• [Tasks to complete]:
[1] Can you express the listing as a Markdown table with the columns Row and Entry? Begin at the line that has "mainframe-icon — [920, 508, 972, 568]", stop after the line that has "cylinder-policy-mgmt: Policy Management", and leave out any blank lines.
[2] Could you write the next part of the commentary on McKew and the "Gerasimov Doctrine," picking up from where it stops?

McKew has placed “articles” in Politico, Foreign Policy, Al Jazeera, NPR and Washington Free Beacon, in which she crafts clients’ messages to their target audience. Lobbyists routinely plant stories as part of their campaigns, and one can only wonder why “news” organizations publish their claptrap without fully disclosing the authors’ clear conflicts of interest.

One of my favorite examples of McKew’s unsubstantiated Russia hysteria surrounds the “Gerasimov Doctrine.” Last October, she penned a barely lucid piece in Politico that posited that this allegedly all-important doctrine by Gen. Valery Gerasimov, chief of Russia’s equivalent of the Joint Chiefs, was driving the country’s current policy and that it was “considered by many to be the most useful articulation of Russia’s modern strategy.”

Of course, she never identified any of the “many”; we’re simply to believe that there is a collective consensus of experts on this issue, when there is none. A superficial online search for this allegedly super-important doctrine returns pages and pages of bizarre Kremlin conspiracy-mongering, but no one of note citing it.

In the piece, McKew writes, “Gerasimov took tactics developed by the Soviets, blended them with strategic military thinking about total war, and laid out a new theory of modern warfare — one that looks more like hacking an enemy’s society than attacking it head-on.”

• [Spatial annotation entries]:
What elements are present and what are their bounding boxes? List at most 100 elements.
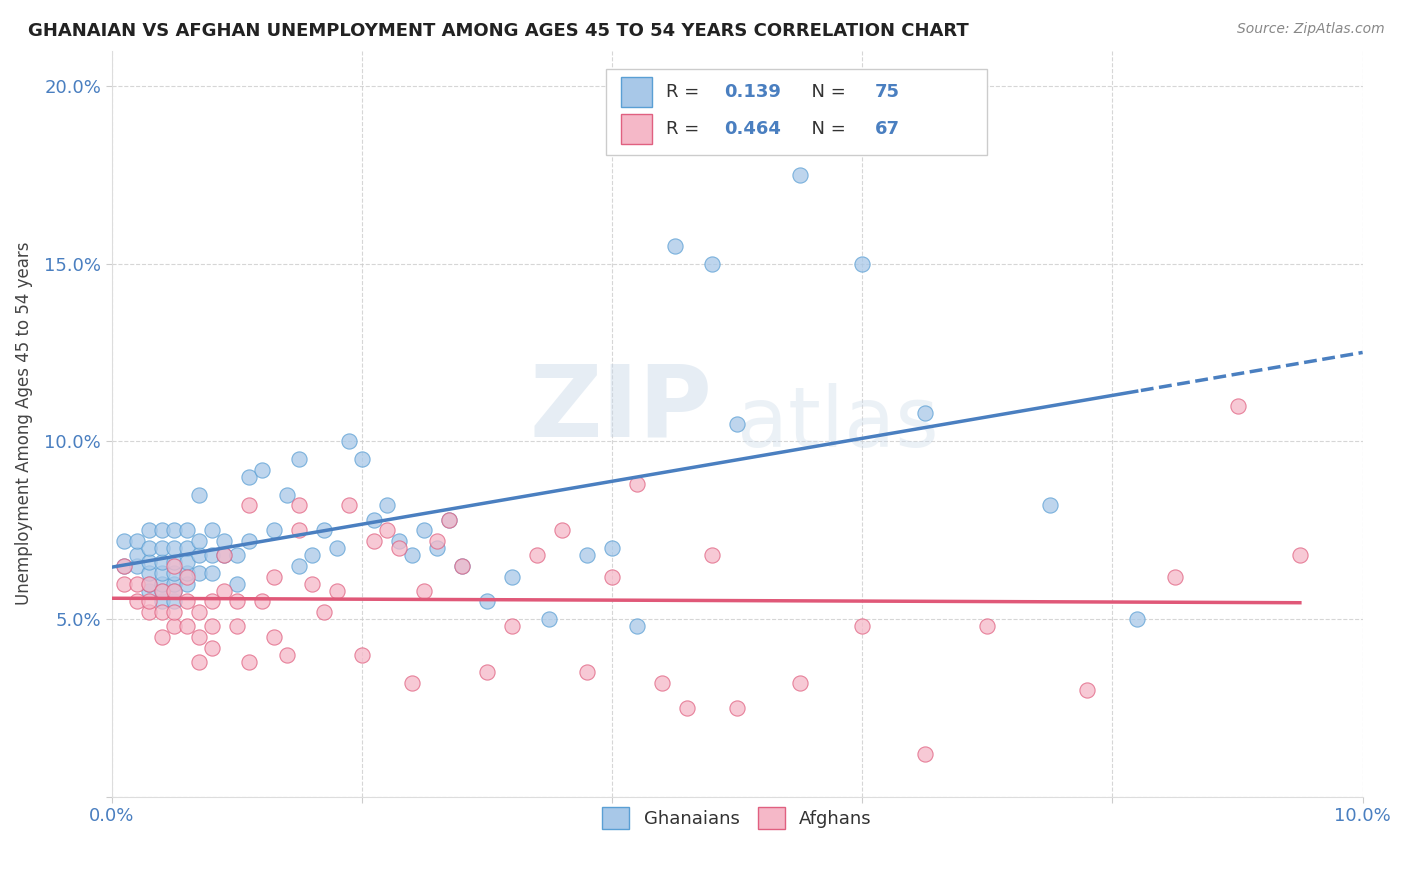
Point [851, 619, 873, 633]
Point [163, 576, 186, 591]
Point [350, 452, 373, 467]
Point [375, 499, 398, 513]
Point [388, 533, 411, 548]
Text: ZIP: ZIP [529, 360, 711, 458]
Point [188, 488, 211, 502]
Point [201, 640, 224, 655]
Point [163, 605, 186, 619]
Point [526, 548, 548, 562]
Point [163, 594, 186, 608]
Point [176, 569, 198, 583]
Point [337, 434, 360, 449]
Point [250, 463, 273, 477]
Point [138, 583, 160, 598]
Point [575, 665, 598, 680]
Point [125, 533, 148, 548]
Point [112, 576, 135, 591]
FancyBboxPatch shape [606, 70, 987, 155]
Point [225, 576, 247, 591]
Text: GHANAIAN VS AFGHAN UNEMPLOYMENT AMONG AGES 45 TO 54 YEARS CORRELATION CHART: GHANAIAN VS AFGHAN UNEMPLOYMENT AMONG AG… [28, 22, 969, 40]
Point [475, 594, 498, 608]
Point [325, 583, 347, 598]
Point [314, 524, 336, 538]
Point [626, 477, 648, 491]
Point [150, 583, 173, 598]
Point [238, 470, 260, 484]
Point [225, 594, 247, 608]
Point [150, 524, 173, 538]
Point [263, 524, 285, 538]
Point [375, 524, 398, 538]
Point [176, 619, 198, 633]
Point [288, 558, 311, 573]
Point [188, 630, 211, 644]
Bar [620, 77, 652, 107]
Point [212, 533, 235, 548]
Bar [620, 114, 652, 144]
Point [276, 488, 298, 502]
Point [325, 541, 347, 555]
Point [163, 558, 186, 573]
Point [188, 533, 211, 548]
Point [914, 406, 936, 420]
Point [363, 513, 385, 527]
Point [176, 541, 198, 555]
Point [413, 524, 436, 538]
Y-axis label: Unemployment Among Ages 45 to 54 years: Unemployment Among Ages 45 to 54 years [15, 242, 32, 606]
Point [263, 569, 285, 583]
Point [112, 533, 135, 548]
Point [138, 576, 160, 591]
Point [163, 555, 186, 569]
Point [201, 524, 224, 538]
Point [725, 701, 748, 715]
Point [664, 239, 686, 253]
Point [426, 541, 449, 555]
Point [501, 569, 523, 583]
Point [337, 499, 360, 513]
Point [388, 541, 411, 555]
Point [176, 576, 198, 591]
Text: N =: N = [800, 120, 851, 138]
Point [401, 548, 423, 562]
Point [176, 524, 198, 538]
Text: 0.464: 0.464 [724, 120, 782, 138]
Point [851, 257, 873, 271]
Point [201, 566, 224, 580]
Point [426, 533, 449, 548]
Point [163, 524, 186, 538]
Point [538, 612, 561, 626]
Point [450, 558, 472, 573]
Point [176, 555, 198, 569]
Point [288, 524, 311, 538]
Point [176, 566, 198, 580]
Point [212, 548, 235, 562]
Point [651, 676, 673, 690]
Point [225, 548, 247, 562]
Point [263, 630, 285, 644]
Point [626, 619, 648, 633]
Point [188, 605, 211, 619]
Point [600, 569, 623, 583]
Text: R =: R = [666, 120, 704, 138]
Point [314, 605, 336, 619]
Point [413, 583, 436, 598]
Point [150, 576, 173, 591]
Text: 75: 75 [875, 83, 900, 101]
Point [301, 576, 323, 591]
Point [1226, 399, 1249, 413]
Point [450, 558, 472, 573]
Point [350, 648, 373, 662]
Point [301, 548, 323, 562]
Point [238, 533, 260, 548]
Point [112, 558, 135, 573]
Point [188, 655, 211, 669]
Legend: Ghanaians, Afghans: Ghanaians, Afghans [595, 800, 879, 837]
Point [188, 566, 211, 580]
Point [138, 594, 160, 608]
Point [288, 499, 311, 513]
Point [138, 555, 160, 569]
Point [1126, 612, 1149, 626]
Point [138, 524, 160, 538]
Point [600, 541, 623, 555]
Point [914, 747, 936, 761]
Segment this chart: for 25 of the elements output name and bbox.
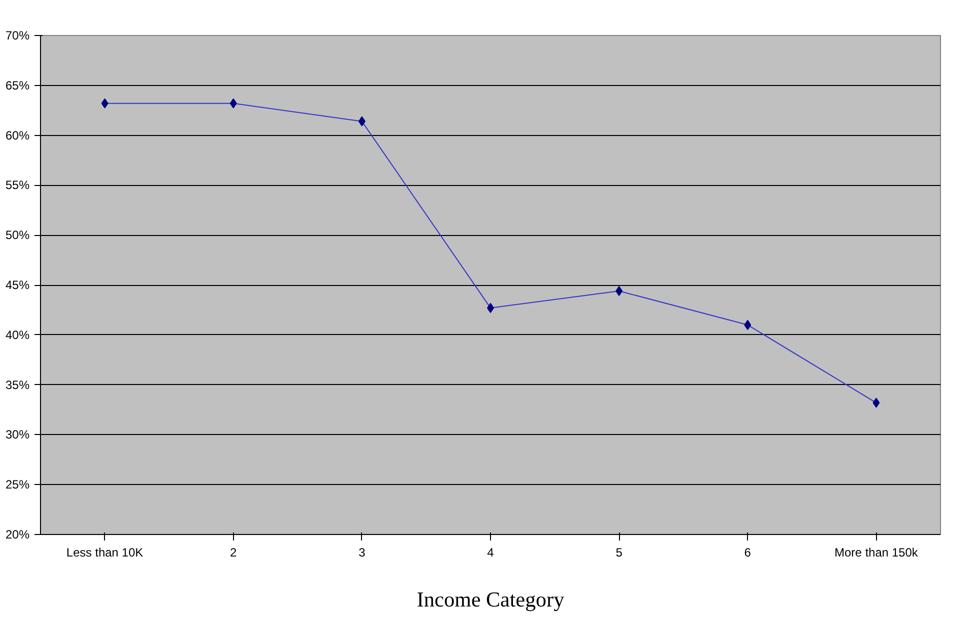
y-tick-label: 70% bbox=[5, 28, 30, 42]
y-tick-label: 40% bbox=[5, 328, 30, 342]
x-tick-label: More than 150k bbox=[834, 546, 919, 560]
x-tick-label: 4 bbox=[487, 546, 494, 560]
y-tick-label: 30% bbox=[5, 428, 30, 442]
point bbox=[616, 286, 623, 296]
y-tick-label: 25% bbox=[5, 478, 30, 492]
y-tick-label: 20% bbox=[5, 528, 30, 542]
y-tick-label: 35% bbox=[5, 378, 30, 392]
x-axis-title: Income Category bbox=[416, 588, 565, 612]
y-tick-label: 55% bbox=[5, 178, 30, 192]
y-tick-label: 65% bbox=[5, 78, 30, 92]
x-tick-label: 5 bbox=[616, 546, 623, 560]
x-tick-label: 3 bbox=[358, 546, 366, 560]
point bbox=[872, 398, 880, 408]
point bbox=[230, 98, 237, 108]
point bbox=[101, 98, 108, 108]
point bbox=[358, 116, 366, 126]
x-tick-label: Less than 10K bbox=[66, 546, 144, 560]
y-tick-label: 45% bbox=[5, 278, 30, 292]
y-tick-label: 60% bbox=[5, 128, 30, 142]
x-tick-label: 2 bbox=[230, 546, 238, 560]
y-tick-label: 50% bbox=[5, 228, 30, 242]
point bbox=[744, 320, 752, 330]
x-tick-label: 6 bbox=[744, 546, 752, 560]
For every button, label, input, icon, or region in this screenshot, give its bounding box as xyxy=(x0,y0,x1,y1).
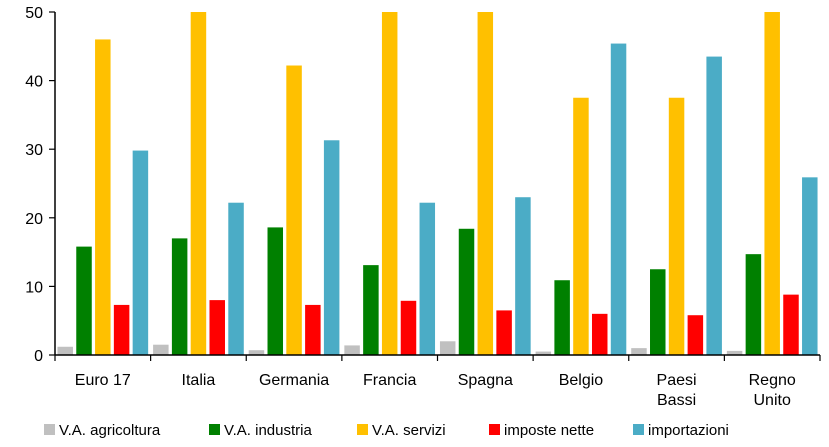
bar-v-a-servizi-4 xyxy=(477,12,494,355)
bar-importazioni-7 xyxy=(802,177,818,355)
bar-v-a-servizi-5 xyxy=(573,97,589,355)
bar-v-a-agricoltura-1 xyxy=(153,344,169,355)
bar-imposte-nette-2 xyxy=(305,304,321,355)
bar-v-a-agricoltura-2 xyxy=(248,350,265,355)
bar-v-a-agricoltura-5 xyxy=(535,351,552,355)
bar-importazioni-3 xyxy=(419,202,436,355)
y-tick-label: 0 xyxy=(34,348,43,365)
legend: V.A. agricoltura V.A. industria V.A. servi… xyxy=(44,422,729,439)
legend-label: V.A. servizi xyxy=(372,422,446,439)
bar-importazioni-0 xyxy=(132,150,149,355)
bar-v-a-servizi-7 xyxy=(764,12,780,355)
x-tick-labels: Euro 17 Italia Germania Francia Spagna Belgio… xyxy=(75,372,796,409)
bar-v-a-industria-2 xyxy=(267,227,284,355)
y-tick-labels: 0 10 20 30 40 50 xyxy=(25,5,43,365)
bar-v-a-industria-1 xyxy=(171,238,188,355)
y-tick-label: 50 xyxy=(25,5,43,22)
x-tick-label: Euro 17 xyxy=(75,372,131,389)
bar-importazioni-2 xyxy=(323,140,340,355)
x-tick-label: Francia xyxy=(363,372,416,389)
bar-v-a-agricoltura-6 xyxy=(631,348,647,355)
x-tick-label: Belgio xyxy=(559,372,604,389)
legend-label: importazioni xyxy=(648,422,729,439)
bar-v-a-industria-3 xyxy=(363,265,379,355)
legend-label: V.A. agricoltura xyxy=(59,422,161,439)
bar-v-a-industria-0 xyxy=(76,246,92,355)
bar-v-a-agricoltura-3 xyxy=(344,345,360,355)
bar-imposte-nette-0 xyxy=(113,304,130,355)
y-tick-label: 30 xyxy=(25,142,43,159)
legend-label: V.A. industria xyxy=(224,422,312,439)
legend-swatch xyxy=(633,424,644,435)
x-tick-label: Spagna xyxy=(458,372,513,389)
x-tick-label: Germania xyxy=(259,372,329,389)
legend-swatch xyxy=(357,424,368,435)
legend-swatch xyxy=(489,424,500,435)
y-tick-label: 40 xyxy=(25,74,43,91)
legend-swatch xyxy=(209,424,220,435)
bar-imposte-nette-1 xyxy=(209,300,225,355)
bar-importazioni-5 xyxy=(610,43,627,356)
bar-imposte-nette-3 xyxy=(400,300,417,355)
x-tick-label: Italia xyxy=(182,372,216,389)
bar-v-a-servizi-3 xyxy=(381,12,398,355)
bar-v-a-servizi-1 xyxy=(190,12,207,355)
bar-importazioni-6 xyxy=(706,56,722,356)
axes-group xyxy=(49,11,821,361)
bar-v-a-agricoltura-0 xyxy=(57,346,73,355)
bar-v-a-industria-4 xyxy=(458,228,475,355)
bar-v-a-industria-5 xyxy=(554,280,570,355)
bar-imposte-nette-6 xyxy=(687,315,704,355)
bar-imposte-nette-7 xyxy=(783,294,799,355)
bar-v-a-agricoltura-4 xyxy=(439,341,456,355)
bar-importazioni-4 xyxy=(515,197,531,355)
bar-v-a-industria-6 xyxy=(650,269,666,355)
y-tick-label: 20 xyxy=(25,211,43,228)
bar-v-a-industria-7 xyxy=(745,254,762,355)
bars-group xyxy=(57,12,818,356)
bar-imposte-nette-5 xyxy=(591,313,608,355)
x-tick-label: Paesi Bassi xyxy=(657,372,697,409)
bar-v-a-servizi-6 xyxy=(668,97,685,355)
bar-v-a-servizi-0 xyxy=(95,39,111,355)
legend-label: imposte nette xyxy=(504,422,594,439)
x-tick-label: Regno Unito xyxy=(749,372,796,409)
bar-v-a-servizi-2 xyxy=(286,65,302,355)
y-tick-label: 10 xyxy=(25,279,43,296)
bar-v-a-agricoltura-7 xyxy=(726,350,743,355)
bar-imposte-nette-4 xyxy=(496,310,512,355)
legend-swatch xyxy=(44,424,55,435)
bar-importazioni-1 xyxy=(228,202,244,355)
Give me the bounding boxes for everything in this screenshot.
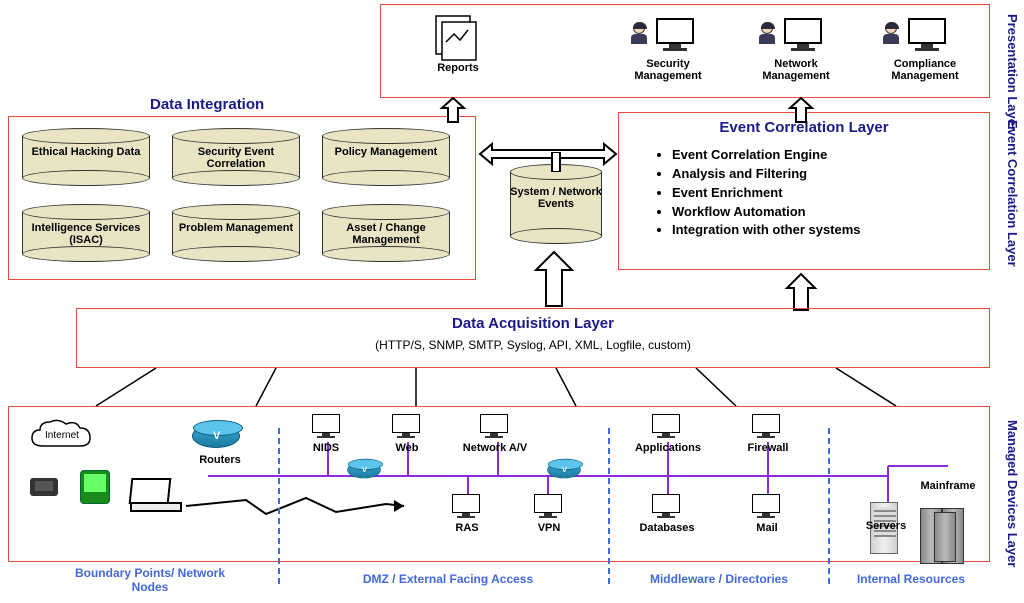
mainframe-icon — [920, 508, 972, 568]
event-correlation-layer-label: Event Correlation Layer — [1005, 120, 1020, 267]
arrow-up-sys-events — [530, 250, 578, 308]
network-av-monitor — [478, 414, 510, 440]
internet-cloud: Internet — [28, 416, 96, 456]
ras-monitor — [450, 494, 482, 520]
cylinder-policy-mgmt: Policy Management — [322, 128, 450, 186]
cylinder-isac: Intelligence Services (ISAC) — [22, 204, 150, 262]
dash-divider-1 — [278, 428, 280, 584]
event-correlation-box: Event Correlation Layer Event Correlatio… — [618, 112, 990, 270]
acquisition-fan-lines — [76, 368, 990, 408]
reports-icon — [428, 12, 488, 62]
arrow-up-mgmt — [786, 96, 816, 124]
cylinder-asset-mgmt: Asset / Change Management — [322, 204, 450, 262]
router-icon — [192, 424, 240, 448]
cylinder-security-event: Security Event Correlation — [172, 128, 300, 186]
zone-middleware: Middleware / Directories — [624, 572, 814, 586]
person-icon — [630, 22, 648, 44]
applications-monitor — [650, 414, 682, 440]
nids-monitor — [310, 414, 342, 440]
router-icon — [347, 462, 381, 479]
monitor-icon — [654, 18, 696, 52]
zone-internal: Internal Resources — [836, 572, 986, 586]
managed-devices-layer-label: Managed Devices Layer — [1005, 420, 1020, 567]
cylinder-ethical-hacking: Ethical Hacking Data — [22, 128, 150, 186]
laptop-icon — [130, 478, 186, 516]
presentation-layer-label: Presentation Layer — [1005, 14, 1020, 131]
person-icon — [882, 22, 900, 44]
data-acquisition-box: Data Acquisition Layer (HTTP/S, SNMP, SM… — [76, 308, 990, 368]
router-dmz-2 — [547, 462, 581, 479]
zone-boundary: Boundary Points/ Network Nodes — [60, 566, 240, 594]
data-acquisition-protocols: (HTTP/S, SNMP, SMTP, Syslog, API, XML, L… — [77, 338, 989, 352]
web-monitor — [390, 414, 422, 440]
cylinder-problem-mgmt: Problem Management — [172, 204, 300, 262]
data-integration-title: Data Integration — [150, 96, 264, 113]
event-correlation-list: Event Correlation Engine Analysis and Fi… — [647, 146, 989, 240]
mail-monitor — [750, 494, 782, 520]
databases-monitor — [650, 494, 682, 520]
router-dmz-1 — [347, 462, 381, 479]
connector-line — [548, 152, 564, 172]
cylinder-system-events: System / Network Events — [510, 164, 602, 244]
reports-group: Reports — [418, 12, 498, 82]
data-acquisition-title: Data Acquisition Layer — [77, 315, 989, 332]
person-icon — [758, 22, 776, 44]
router-boundary — [192, 424, 240, 448]
dash-divider-3 — [828, 428, 830, 584]
monitor-icon — [782, 18, 824, 52]
firewall-monitor — [750, 414, 782, 440]
pda-icon — [80, 470, 110, 504]
router-icon — [547, 462, 581, 479]
monitor-icon — [906, 18, 948, 52]
pager-icon — [30, 478, 58, 496]
vpn-monitor — [532, 494, 564, 520]
dash-divider-2 — [608, 428, 610, 584]
arrow-up-reports — [438, 96, 468, 124]
arrow-up-event-corr — [782, 272, 820, 312]
zone-dmz: DMZ / External Facing Access — [308, 572, 588, 586]
lightning-line — [186, 494, 406, 520]
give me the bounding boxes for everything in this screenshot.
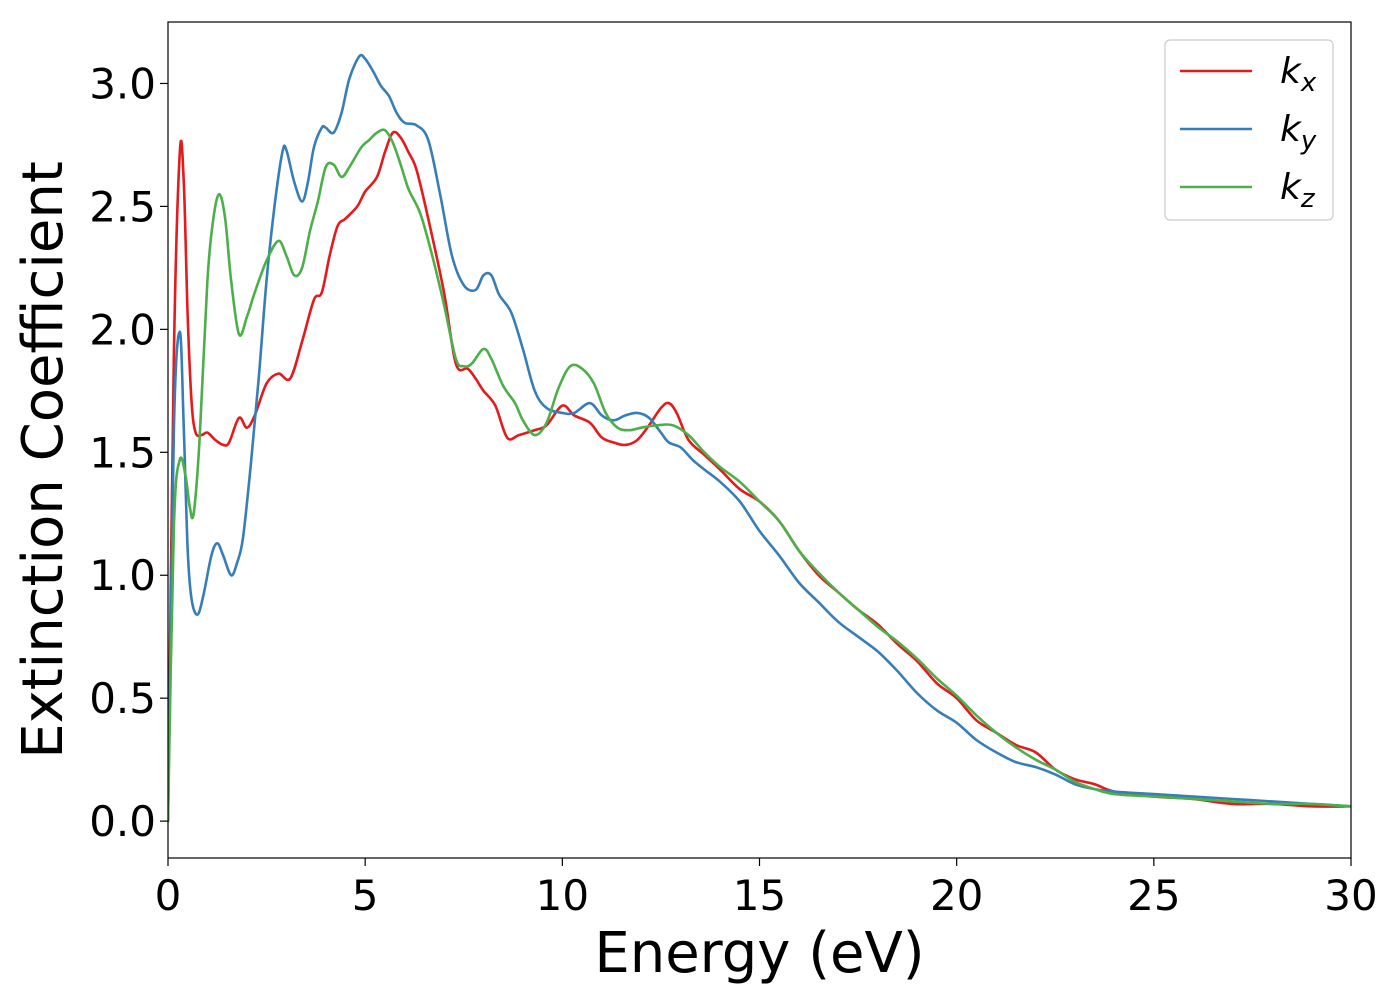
legend: kx ky kz: [1164, 39, 1334, 221]
y-tick-label: 1.0: [89, 551, 156, 600]
x-axis-title: Energy (eV): [594, 921, 924, 986]
legend-label-y: ky: [1280, 109, 1317, 156]
y-axis-title: Extinction Coefficient: [11, 161, 76, 759]
y-tick-label: 0.5: [89, 674, 156, 723]
legend-label-z: kz: [1280, 167, 1316, 214]
series-layer: [168, 53, 1351, 823]
x-tick-label: 10: [536, 871, 589, 920]
y-tick-label: 2.0: [89, 305, 156, 354]
x-tick-label: 0: [155, 871, 182, 920]
x-tick-label: 30: [1324, 871, 1377, 920]
legend-label-x: kx: [1280, 51, 1317, 98]
ticks-layer: 0 5 10 15 20 25 30 0.0 0.5 1.0 1.5 2.0 2.5 3.0: [89, 59, 1378, 920]
series-line-y: [168, 53, 1351, 823]
series-line-x: [168, 130, 1351, 823]
x-tick-label: 25: [1127, 871, 1180, 920]
y-tick-label: 0.0: [89, 797, 156, 846]
series-line-z: [168, 128, 1351, 823]
x-tick-label: 20: [930, 871, 983, 920]
y-tick-label: 3.0: [89, 59, 156, 108]
x-tick-label: 5: [352, 871, 379, 920]
x-tick-label: 15: [733, 871, 786, 920]
y-tick-label: 1.5: [89, 428, 156, 477]
y-tick-label: 2.5: [89, 182, 156, 231]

• [Answers to the tasks]:
[1]
| Row | Entry |
|---|---|
| 1 | mainframe-icon — [920, 508, 972, 568] |
| 2 | event-correlation-layer-label: Event Correlation Layer — [1005, 120, 1020, 267] |
| 3 | arrow-up-sys-events — [530, 250, 578, 308] |
| 4 | network-av-monitor — [478, 414, 510, 440] |
| 5 | internet-cloud: Internet — [28, 416, 96, 456] |
| 6 | ras-monitor — [450, 494, 482, 520] |
| 7 | cylinder-policy-mgmt: Policy Management — [322, 128, 450, 186] |

[2]
Reality check. This “doctrine” is apparently based on a short and straightforward article that appeared in a military magazine, and that could easily have been written by an American general discussing the realities of modern warfare. The tactics cited weren’t developed by the Soviets, and indeed the U.S.  government makes liberal use of them. Moreover, many items McKew cites in her article refer to General Gerasimov ruminating on how the West, not Russia, conducts itself. He specifically references Libya and regime change efforts connected to the so-called “Arab Spring.” 

I’m linking to the entire article here so that you can decide for yourself. But the claim that this is a Soviet military strategy doctrine is pretty farfetched in my opinion. 

So McKew is what I refer to as The War Lobbyist. Earlier this year, she declared in another unhinged Politico piece that “fighting a new Cold War would be in America’s best interest.” That’s an astonishing claim on its face and highly controversial, to put it mildly. She further argues that ISIS’s emergence is, as usual, all Russia’s fault, while ignoring the U.S. invasion of Iraq as a key contributing factor.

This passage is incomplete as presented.